• [Short problem] Without the pictures, write out all the lines below exactly as they appear.

+++

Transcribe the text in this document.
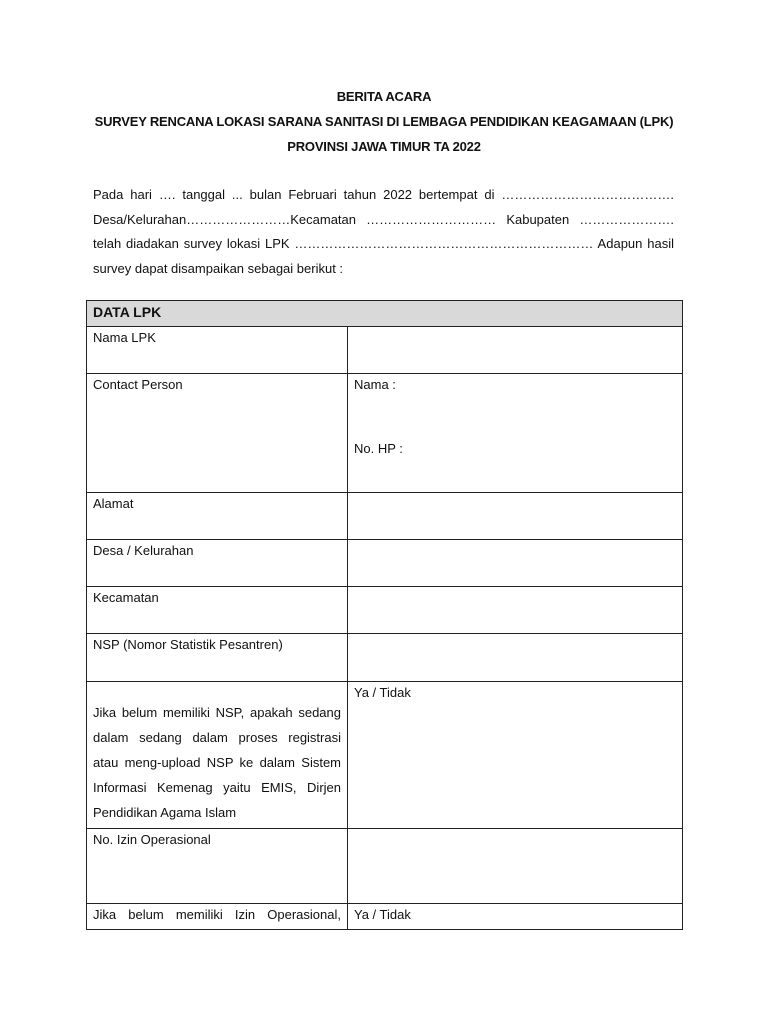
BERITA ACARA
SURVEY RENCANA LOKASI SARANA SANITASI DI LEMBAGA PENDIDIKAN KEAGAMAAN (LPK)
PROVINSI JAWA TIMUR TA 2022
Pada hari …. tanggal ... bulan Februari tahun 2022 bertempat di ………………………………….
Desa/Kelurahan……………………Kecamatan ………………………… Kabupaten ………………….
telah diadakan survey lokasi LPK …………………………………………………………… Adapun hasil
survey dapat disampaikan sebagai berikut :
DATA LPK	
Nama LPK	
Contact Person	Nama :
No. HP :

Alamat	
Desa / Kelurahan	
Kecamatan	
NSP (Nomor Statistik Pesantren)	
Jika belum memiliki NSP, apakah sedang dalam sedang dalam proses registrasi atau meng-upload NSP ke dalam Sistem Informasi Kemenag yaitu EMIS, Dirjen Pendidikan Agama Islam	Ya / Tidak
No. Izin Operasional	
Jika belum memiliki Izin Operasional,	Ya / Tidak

+++

• [Reply]
Transcribe the text in this document.
BERITA ACARA
SURVEY RENCANA LOKASI SARANA SANITASI DI LEMBAGA PENDIDIKAN KEAGAMAAN (LPK)
PROVINSI JAWA TIMUR TA 2022
Pada hari …. tanggal ... bulan Februari tahun 2022 bertempat di ………………………………….
Desa/Kelurahan……………………Kecamatan ………………………… Kabupaten ………………….
telah diadakan survey lokasi LPK …………………………………………………………… Adapun hasil
survey dapat disampaikan sebagai berikut :
DATA LPK	
Nama LPK	
Contact Person	Nama :
No. HP :

Alamat	
Desa / Kelurahan	
Kecamatan	
NSP (Nomor Statistik Pesantren)	
Jika belum memiliki NSP, apakah sedang dalam sedang dalam proses registrasi atau meng-upload NSP ke dalam Sistem Informasi Kemenag yaitu EMIS, Dirjen Pendidikan Agama Islam	Ya / Tidak
No. Izin Operasional	
Jika belum memiliki Izin Operasional,	Ya / Tidak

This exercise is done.